### Tasks:
[1] From the article on Lenten fish-fry cod prices, copy the passage that begins at the words "Cod, an ocean" and stops after the words "since the 1990s.".
[2] Decide whether each statement agrees with the article on Lenten fish-fry cod prices, answering yes or no and quoting the words of the article that settle it: (a) The Richville Conservation Club has kept its cod dinner at $8. (b) In January the club paid $3.70 per pound for its cod. (c) The Bay City Knights of Columbus fish fry charges the same price as last year.

### Page excerpt:
━━━━━━━━━━

RNS Daily Digest

c. 2008 Religion News Service BAY CITY, Mich. _ Every year during Lent, hundreds of folks come to the Richville Conservation Club to gobble all the fried cod they can eat. The soaring price of fish, however, is munching up club profits. “A lot of the guys who volunteer here are pushing the fried chicken […]

c. 2008 Religion News Service

BAY CITY, Mich. _ Every year during Lent, hundreds of folks come to the Richville Conservation Club to gobble all the fried cod they can eat.

The soaring price of fish, however, is munching up club profits.


“A lot of the guys who volunteer here are pushing the fried chicken fingers because we serve them, too, and they don’t cost us as much,” said Dave Peyok Sr., 64, the club’s business manager.

“But this can’t become a chicken-finger fry _ not during Lent,” Peyok said.

So far, the club has kept its price for its cod dinner at $8. The club’s directors could raise the price, but Peyok said “I got a feeling that won’t happen until next year, and we’re just gonna bite the bullet.”

That’s getting harder to do, considering cod prices, which “really took a jump this year” according to Mike Bolger, co-owner of the Huron Fish Co. in Saginaw, Mich.

Cod, an ocean fish, is “not real plentiful anymore _ five years ago they were talking about how there won’t be any more cod in 10 years,” Bolger said.

The International Council for the Exploration of the Sea, based in Denmark, reports cod stocks in the North Sea are at a “critical level” and have rapidly declined since the 1990s.

Bolger said Icelandic cod’s wholesale price _ that paid by fish-fry planners _ jumped by more than $2 per pound in the fall, to $4.79.

Peyok said the Richville Conservation Club paid $2.60 per pound for its cod in 2005, but that price rose to $3.70 per pound last year. This January, the club paid $4.50 per pound for the fish, he said.

Other fish fries are in the same boat, according to Jim DeWyse, 65, an organizer of Bay City Knights of Columbus Council 4102’s fish fry.


“The price of cod went up, but it’s just like everything else, like gasoline,” said DeWyse, whose fish fry raised its price from $8 last year to $9 this Lent.

━━━━━━━━━━

Dataset records
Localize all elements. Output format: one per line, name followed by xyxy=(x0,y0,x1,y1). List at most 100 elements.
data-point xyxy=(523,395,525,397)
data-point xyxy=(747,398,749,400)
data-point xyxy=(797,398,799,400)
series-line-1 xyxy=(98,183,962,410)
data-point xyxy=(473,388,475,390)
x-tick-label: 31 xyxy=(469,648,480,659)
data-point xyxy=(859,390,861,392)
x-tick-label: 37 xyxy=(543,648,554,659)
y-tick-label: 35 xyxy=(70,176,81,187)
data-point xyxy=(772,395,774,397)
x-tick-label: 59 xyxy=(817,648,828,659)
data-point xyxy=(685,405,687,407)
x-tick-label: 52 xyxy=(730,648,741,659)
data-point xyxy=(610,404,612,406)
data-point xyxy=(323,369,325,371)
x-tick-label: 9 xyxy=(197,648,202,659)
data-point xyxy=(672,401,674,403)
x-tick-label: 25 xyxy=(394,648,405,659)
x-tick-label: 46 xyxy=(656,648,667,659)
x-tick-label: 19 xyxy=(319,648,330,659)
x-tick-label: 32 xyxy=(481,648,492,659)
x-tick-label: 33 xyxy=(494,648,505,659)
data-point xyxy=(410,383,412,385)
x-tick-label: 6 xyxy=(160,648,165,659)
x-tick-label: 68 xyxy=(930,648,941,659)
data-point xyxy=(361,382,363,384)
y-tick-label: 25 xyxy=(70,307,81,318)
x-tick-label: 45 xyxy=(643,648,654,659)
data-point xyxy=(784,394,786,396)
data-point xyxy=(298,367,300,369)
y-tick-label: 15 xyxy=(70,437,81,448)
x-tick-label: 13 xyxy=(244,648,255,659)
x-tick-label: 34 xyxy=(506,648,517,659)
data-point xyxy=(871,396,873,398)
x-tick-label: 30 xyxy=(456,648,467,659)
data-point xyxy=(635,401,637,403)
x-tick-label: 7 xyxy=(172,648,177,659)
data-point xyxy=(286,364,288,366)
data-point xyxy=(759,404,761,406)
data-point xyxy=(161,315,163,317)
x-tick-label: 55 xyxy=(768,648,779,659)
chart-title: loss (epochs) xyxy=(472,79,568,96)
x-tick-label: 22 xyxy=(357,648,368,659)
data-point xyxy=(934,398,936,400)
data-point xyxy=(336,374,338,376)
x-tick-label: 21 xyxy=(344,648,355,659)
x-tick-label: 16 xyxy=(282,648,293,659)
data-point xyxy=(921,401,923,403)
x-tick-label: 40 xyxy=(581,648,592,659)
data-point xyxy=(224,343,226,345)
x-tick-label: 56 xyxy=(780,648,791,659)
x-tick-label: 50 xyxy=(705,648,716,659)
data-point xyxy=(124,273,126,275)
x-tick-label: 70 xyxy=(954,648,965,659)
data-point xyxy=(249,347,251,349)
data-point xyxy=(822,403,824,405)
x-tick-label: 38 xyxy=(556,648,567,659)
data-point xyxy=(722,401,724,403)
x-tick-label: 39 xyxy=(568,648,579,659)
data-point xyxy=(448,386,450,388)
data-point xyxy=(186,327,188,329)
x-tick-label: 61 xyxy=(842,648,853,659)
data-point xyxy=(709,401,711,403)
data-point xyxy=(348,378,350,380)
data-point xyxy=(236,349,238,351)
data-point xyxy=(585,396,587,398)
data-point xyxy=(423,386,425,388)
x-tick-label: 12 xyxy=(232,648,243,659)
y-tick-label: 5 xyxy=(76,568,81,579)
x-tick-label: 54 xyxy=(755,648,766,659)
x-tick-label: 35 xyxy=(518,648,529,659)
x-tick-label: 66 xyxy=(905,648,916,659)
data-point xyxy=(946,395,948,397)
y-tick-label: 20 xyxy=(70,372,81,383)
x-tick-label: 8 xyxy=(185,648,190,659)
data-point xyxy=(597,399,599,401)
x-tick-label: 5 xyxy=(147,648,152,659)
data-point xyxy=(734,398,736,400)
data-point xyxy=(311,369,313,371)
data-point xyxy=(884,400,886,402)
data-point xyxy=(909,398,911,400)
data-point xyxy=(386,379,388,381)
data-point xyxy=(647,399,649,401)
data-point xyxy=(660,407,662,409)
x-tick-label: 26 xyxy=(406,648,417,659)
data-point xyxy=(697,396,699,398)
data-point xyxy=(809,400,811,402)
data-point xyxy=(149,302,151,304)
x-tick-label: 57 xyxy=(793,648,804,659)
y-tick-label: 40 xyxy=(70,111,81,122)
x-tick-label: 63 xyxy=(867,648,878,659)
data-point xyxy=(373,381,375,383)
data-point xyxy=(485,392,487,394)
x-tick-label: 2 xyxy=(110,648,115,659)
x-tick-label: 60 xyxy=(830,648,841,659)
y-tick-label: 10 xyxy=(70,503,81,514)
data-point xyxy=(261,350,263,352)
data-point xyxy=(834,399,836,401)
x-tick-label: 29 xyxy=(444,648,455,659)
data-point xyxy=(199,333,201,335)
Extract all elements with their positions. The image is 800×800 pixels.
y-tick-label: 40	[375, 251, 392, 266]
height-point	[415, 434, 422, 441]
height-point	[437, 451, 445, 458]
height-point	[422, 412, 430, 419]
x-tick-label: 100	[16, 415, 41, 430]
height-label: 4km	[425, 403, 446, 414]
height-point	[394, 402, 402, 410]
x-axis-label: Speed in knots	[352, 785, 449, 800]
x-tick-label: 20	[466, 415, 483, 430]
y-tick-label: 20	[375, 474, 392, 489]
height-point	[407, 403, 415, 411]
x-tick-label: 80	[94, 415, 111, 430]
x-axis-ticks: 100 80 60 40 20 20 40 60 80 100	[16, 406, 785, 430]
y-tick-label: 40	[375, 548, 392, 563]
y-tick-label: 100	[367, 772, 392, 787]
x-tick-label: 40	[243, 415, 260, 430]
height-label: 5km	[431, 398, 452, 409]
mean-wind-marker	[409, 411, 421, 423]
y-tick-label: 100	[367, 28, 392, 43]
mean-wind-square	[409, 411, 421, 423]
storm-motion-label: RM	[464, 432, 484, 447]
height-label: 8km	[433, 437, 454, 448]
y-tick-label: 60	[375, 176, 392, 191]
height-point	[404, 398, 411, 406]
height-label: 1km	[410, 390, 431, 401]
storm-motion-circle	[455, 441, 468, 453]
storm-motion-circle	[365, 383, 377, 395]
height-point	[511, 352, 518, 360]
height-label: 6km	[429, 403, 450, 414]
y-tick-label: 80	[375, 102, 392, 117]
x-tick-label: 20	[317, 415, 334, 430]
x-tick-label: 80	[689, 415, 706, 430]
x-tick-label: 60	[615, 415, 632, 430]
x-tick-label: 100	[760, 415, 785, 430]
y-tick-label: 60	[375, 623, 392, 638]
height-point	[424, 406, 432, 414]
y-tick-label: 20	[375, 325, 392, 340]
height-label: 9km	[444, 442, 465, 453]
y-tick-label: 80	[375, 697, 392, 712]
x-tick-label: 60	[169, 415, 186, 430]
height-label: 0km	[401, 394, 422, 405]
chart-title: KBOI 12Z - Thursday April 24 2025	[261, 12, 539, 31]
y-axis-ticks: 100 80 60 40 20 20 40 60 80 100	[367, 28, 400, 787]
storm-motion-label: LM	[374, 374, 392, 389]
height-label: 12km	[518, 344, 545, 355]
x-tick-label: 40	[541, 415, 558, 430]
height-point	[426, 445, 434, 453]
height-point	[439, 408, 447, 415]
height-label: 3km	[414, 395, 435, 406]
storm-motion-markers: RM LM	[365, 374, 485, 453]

━━━━━━━━━━

### Per-task outputs:
[1]
Cod, an ocean fish, is “not real plentiful anymore _ five years ago they were talking about how there won’t be any more cod in 10 years,” Bolger said.

The International Council for the Exploration of the Sea, based in Denmark, reports cod stocks in the North Sea are at a “critical level” and have rapidly declined since the 1990s.

[2]
(a) Yes: "So far, the club has kept its price for its cod dinner at $8."
(b) No: "This January, the club paid $4.50 per pound for the fish, he said."
(c) No: "whose fish fry raised its price from $8 last year to $9 this Lent."